Re: [PATCH 05/12] blk-mq: Introduce blk_mq_quiesce_queue()

Ming Lei <tom.leiming@xxxxxxxxx> · Thu, 27 Oct 2016 09:30:19 +0800



On Thu, Oct 27, 2016 at 6:53 AM, Bart Van Assche
<bart.vanassche@xxxxxxxxxxx> wrote:
> blk_mq_quiesce_queue() waits until ongoing .queue_rq() invocations
> have finished. This function does *not* wait until all outstanding
> requests have finished (this means invocation of request.end_io()).
> The algorithm used by blk_mq_quiesce_queue() is as follows:
> * Hold either an RCU read lock or an SRCU read lock around
>   .queue_rq() calls. The former is used if .queue_rq() does not
>   block and the latter if .queue_rq() may block.
> * blk_mq_quiesce_queue() calls synchronize_srcu() or
>   synchronize_rcu() to wait for .queue_rq() invocations that
>   started before blk_mq_quiesce_queue() was called.
> * The blk_mq_hctx_stopped() calls that control whether or not
>   .queue_rq() will be called are called with the (S)RCU read lock
>   held. This is necessary to avoid race conditions against
>   the "blk_mq_stop_hw_queues(q); blk_mq_quiesce_queue(q);"

**LISTED ENTRIES:**
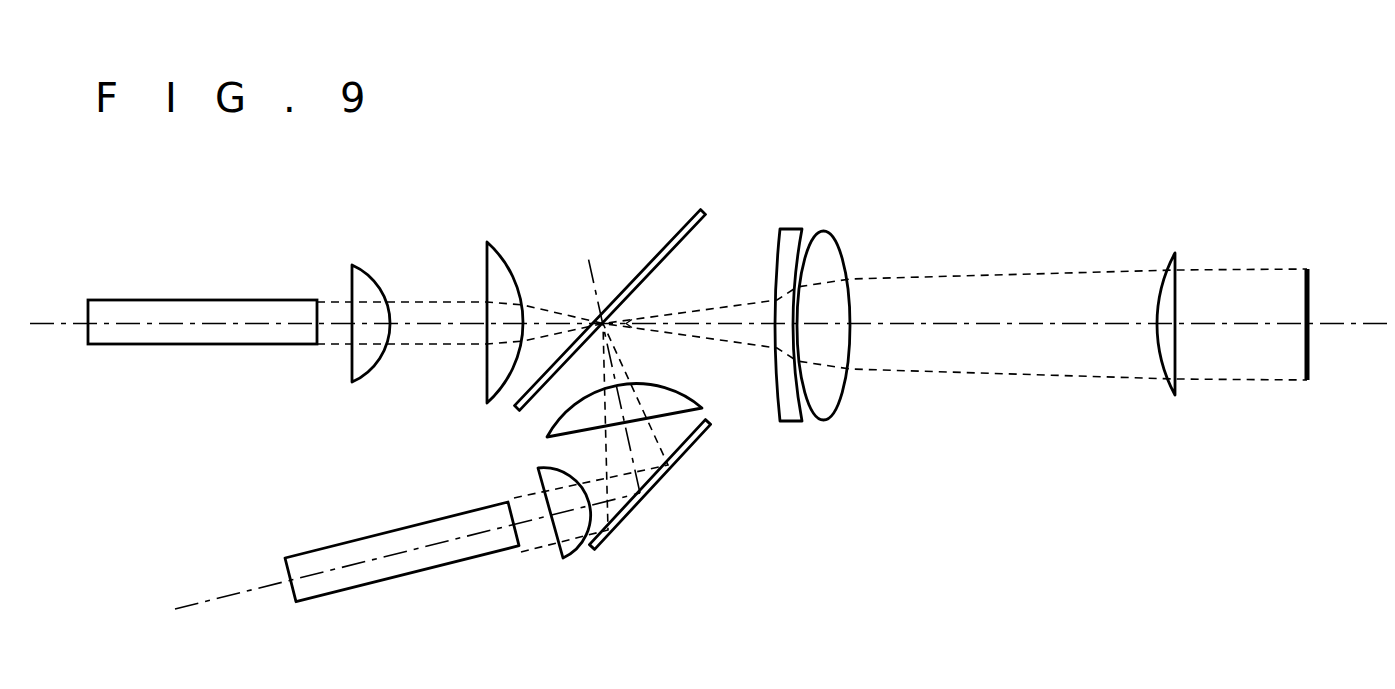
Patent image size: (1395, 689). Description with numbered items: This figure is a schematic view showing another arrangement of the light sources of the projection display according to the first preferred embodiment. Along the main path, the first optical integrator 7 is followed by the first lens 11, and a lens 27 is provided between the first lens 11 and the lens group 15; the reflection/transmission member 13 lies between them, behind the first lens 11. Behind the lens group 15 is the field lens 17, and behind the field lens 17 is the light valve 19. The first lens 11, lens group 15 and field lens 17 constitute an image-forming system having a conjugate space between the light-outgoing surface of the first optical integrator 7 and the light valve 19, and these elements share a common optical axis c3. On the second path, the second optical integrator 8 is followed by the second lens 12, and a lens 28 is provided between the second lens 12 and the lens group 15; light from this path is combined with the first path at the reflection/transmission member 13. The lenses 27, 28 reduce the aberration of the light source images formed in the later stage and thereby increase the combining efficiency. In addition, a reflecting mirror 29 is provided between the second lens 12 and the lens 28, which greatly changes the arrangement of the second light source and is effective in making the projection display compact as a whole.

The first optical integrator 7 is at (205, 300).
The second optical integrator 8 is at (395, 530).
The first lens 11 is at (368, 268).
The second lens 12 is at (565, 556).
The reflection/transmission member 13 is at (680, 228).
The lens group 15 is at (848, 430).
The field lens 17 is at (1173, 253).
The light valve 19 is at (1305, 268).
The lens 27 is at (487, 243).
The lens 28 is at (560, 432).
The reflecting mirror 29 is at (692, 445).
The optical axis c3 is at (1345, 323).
--
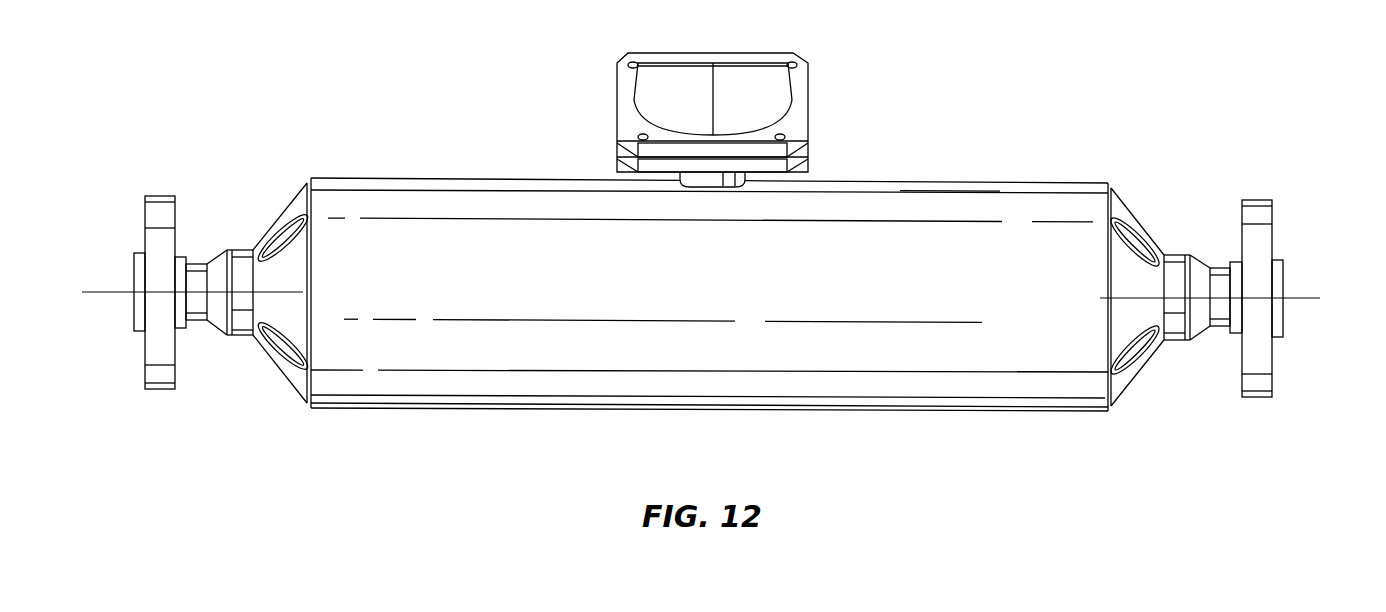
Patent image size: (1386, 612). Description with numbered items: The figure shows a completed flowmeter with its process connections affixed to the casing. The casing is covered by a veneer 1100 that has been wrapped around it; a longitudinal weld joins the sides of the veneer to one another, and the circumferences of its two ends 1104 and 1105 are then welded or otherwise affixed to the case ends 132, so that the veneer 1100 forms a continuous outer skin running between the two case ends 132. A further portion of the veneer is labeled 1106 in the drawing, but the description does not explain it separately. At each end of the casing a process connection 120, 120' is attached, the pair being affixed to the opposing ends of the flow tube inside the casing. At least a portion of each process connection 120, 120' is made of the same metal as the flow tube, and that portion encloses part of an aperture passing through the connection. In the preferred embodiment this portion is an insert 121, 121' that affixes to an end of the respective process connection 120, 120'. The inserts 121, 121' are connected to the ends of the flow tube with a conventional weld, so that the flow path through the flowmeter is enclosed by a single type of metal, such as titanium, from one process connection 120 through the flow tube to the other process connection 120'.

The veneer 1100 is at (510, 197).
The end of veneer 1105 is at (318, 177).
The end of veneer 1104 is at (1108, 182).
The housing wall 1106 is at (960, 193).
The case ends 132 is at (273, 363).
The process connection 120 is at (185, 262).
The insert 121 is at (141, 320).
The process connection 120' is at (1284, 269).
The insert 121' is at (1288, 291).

**WORK INSTRUCTIONS:**
a) In the listing, update everything from the line containing "Patent image size: (1386, 612)." down to the line containing "The veneer 1100 is at (510, 197).", both included, so that "flowmeter" becomes "flow sensor" and nothing else changes.
b) Write what follows in the blk-mq patch discussion, picking up after the last line shown.

**IN RESPONSE:**
a)
Patent image size: (1386, 612). Description with numbered items: The figure shows a completed flow sensor with its process connections affixed to the casing. The casing is covered by a veneer 1100 that has been wrapped around it; a longitudinal weld joins the sides of the veneer to one another, and the circumferences of its two ends 1104 and 1105 are then welded or otherwise affixed to the case ends 132, so that the veneer 1100 forms a continuous outer skin running between the two case ends 132. A further portion of the veneer is labeled 1106 in the drawing, but the description does not explain it separately. At each end of the casing a process connection 120, 120' is attached, the pair being affixed to the opposing ends of the flow tube inside the casing. At least a portion of each process connection 120, 120' is made of the same metal as the flow tube, and that portion encloses part of an aperture passing through the connection. In the preferred embodiment this portion is an insert 121, 121' that affixes to an end of the respective process connection 120, 120'. The inserts 121, 121' are connected to the ends of the flow tube with a conventional weld, so that the flow path through the flow sensor is enclosed by a single type of metal, such as titanium, from one process connection 120 through the flow tube to the other process connection 120'.

The veneer 1100 is at (510, 197).

b)
>   sequence from another thread.
>
> Signed-off-by: Bart Van Assche <bart.vanassche@xxxxxxxxxxx>
> Cc: Christoph Hellwig <hch@xxxxxx>
> Cc: Ming Lei <tom.leiming@xxxxxxxxx>
> Cc: Hannes Reinecke <hare@xxxxxxxx>
> Cc: Johannes Thumshirn <jthumshirn@xxxxxxx>
> ---
>  block/Kconfig          |  1 +
>  block/blk-mq.c         | 69 +++++++++++++++++++++++++++++++++++++++++++++-----
>  include/linux/blk-mq.h |  3 +++
>  include/linux/blkdev.h |  1 +
>  4 files changed, 67 insertions(+), 7 deletions(-)
>
> diff --git a/block/Kconfig b/block/Kconfig
> index 1d4d624..0562ef9 100644
> --- a/block/Kconfig
> +++ b/block/Kconfig
> @@ -5,6 +5,7 @@ menuconfig BLOCK
>         bool "Enable the block layer" if EXPERT
>         default y
>         select SBITMAP
> +       select SRCU
>         help
>          Provide block layer support for the kernel.
>
> diff --git a/block/blk-mq.c b/block/blk-mq.c
> index 0cf21c2..4945437 100644
> --- a/block/blk-mq.c
> +++ b/block/blk-mq.c
> @@ -115,6 +115,31 @@ void blk_mq_unfreeze_queue(struct request_queue *q)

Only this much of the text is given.